- Job:
Print every line of the item below verbatim.

************

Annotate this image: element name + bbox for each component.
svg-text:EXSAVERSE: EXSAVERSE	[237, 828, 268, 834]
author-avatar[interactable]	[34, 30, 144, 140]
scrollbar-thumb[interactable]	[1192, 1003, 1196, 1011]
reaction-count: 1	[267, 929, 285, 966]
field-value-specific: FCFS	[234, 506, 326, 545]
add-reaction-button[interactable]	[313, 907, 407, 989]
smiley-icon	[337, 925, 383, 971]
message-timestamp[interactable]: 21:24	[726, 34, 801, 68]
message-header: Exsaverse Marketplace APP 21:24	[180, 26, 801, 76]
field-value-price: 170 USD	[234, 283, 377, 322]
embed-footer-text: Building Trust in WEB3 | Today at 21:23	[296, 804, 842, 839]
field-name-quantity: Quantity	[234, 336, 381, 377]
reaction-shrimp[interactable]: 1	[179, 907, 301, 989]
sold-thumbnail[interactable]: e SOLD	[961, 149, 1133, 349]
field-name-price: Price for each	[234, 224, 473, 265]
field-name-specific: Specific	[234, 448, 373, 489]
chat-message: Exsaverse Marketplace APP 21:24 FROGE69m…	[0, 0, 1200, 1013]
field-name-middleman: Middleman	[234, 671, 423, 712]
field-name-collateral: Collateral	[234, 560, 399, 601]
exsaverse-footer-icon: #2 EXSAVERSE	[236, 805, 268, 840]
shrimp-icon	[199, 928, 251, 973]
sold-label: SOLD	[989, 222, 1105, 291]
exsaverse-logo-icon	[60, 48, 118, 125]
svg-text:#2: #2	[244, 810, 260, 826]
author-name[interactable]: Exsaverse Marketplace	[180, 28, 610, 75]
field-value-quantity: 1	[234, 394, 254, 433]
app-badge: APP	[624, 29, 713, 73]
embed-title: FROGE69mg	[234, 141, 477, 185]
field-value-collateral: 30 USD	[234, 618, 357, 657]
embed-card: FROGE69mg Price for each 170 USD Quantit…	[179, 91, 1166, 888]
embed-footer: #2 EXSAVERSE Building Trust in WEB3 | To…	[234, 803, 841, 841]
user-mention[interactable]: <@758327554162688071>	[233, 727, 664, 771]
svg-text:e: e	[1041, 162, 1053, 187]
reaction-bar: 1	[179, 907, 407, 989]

************

- Written answer:
Annotate this image: element name + bbox for each component.
svg-text:EXSAVERSE: EXSAVERSE	[237, 828, 268, 834]
author-avatar[interactable]	[34, 30, 144, 140]
scrollbar-thumb[interactable]	[1192, 1003, 1196, 1011]
reaction-count: 1	[267, 929, 285, 966]
field-value-specific: FCFS	[234, 506, 326, 545]
add-reaction-button[interactable]	[313, 907, 407, 989]
smiley-icon	[337, 925, 383, 971]
message-timestamp[interactable]: 21:24	[726, 34, 801, 68]
message-header: Exsaverse Marketplace APP 21:24	[180, 26, 801, 76]
field-value-price: 170 USD	[234, 283, 377, 322]
embed-footer-text: Building Trust in WEB3 | Today at 21:23	[296, 804, 842, 839]
field-name-quantity: Quantity	[234, 336, 381, 377]
reaction-shrimp[interactable]: 1	[179, 907, 301, 989]
sold-thumbnail[interactable]: e SOLD	[961, 149, 1133, 349]
field-name-price: Price for each	[234, 224, 473, 265]
field-name-specific: Specific	[234, 448, 373, 489]
chat-message: Exsaverse Marketplace APP 21:24 FROGE69m…	[0, 0, 1200, 1013]
field-name-middleman: Middleman	[234, 671, 423, 712]
field-name-collateral: Collateral	[234, 560, 399, 601]
exsaverse-footer-icon: #2 EXSAVERSE	[236, 805, 268, 840]
shrimp-icon	[199, 928, 251, 973]
sold-label: SOLD	[989, 222, 1105, 291]
exsaverse-logo-icon	[60, 48, 118, 125]
svg-text:#2: #2	[244, 810, 260, 826]
author-name[interactable]: Exsaverse Marketplace	[180, 28, 610, 75]
field-value-quantity: 1	[234, 394, 254, 433]
app-badge: APP	[624, 29, 713, 73]
embed-title: FROGE69mg	[234, 141, 477, 185]
field-value-collateral: 30 USD	[234, 618, 357, 657]
embed-card: FROGE69mg Price for each 170 USD Quantit…	[179, 91, 1166, 888]
embed-footer: #2 EXSAVERSE Building Trust in WEB3 | To…	[234, 803, 841, 841]
user-mention[interactable]: <@758327554162688071>	[233, 727, 664, 771]
svg-text:e: e	[1041, 162, 1053, 187]
reaction-bar: 1	[179, 907, 407, 989]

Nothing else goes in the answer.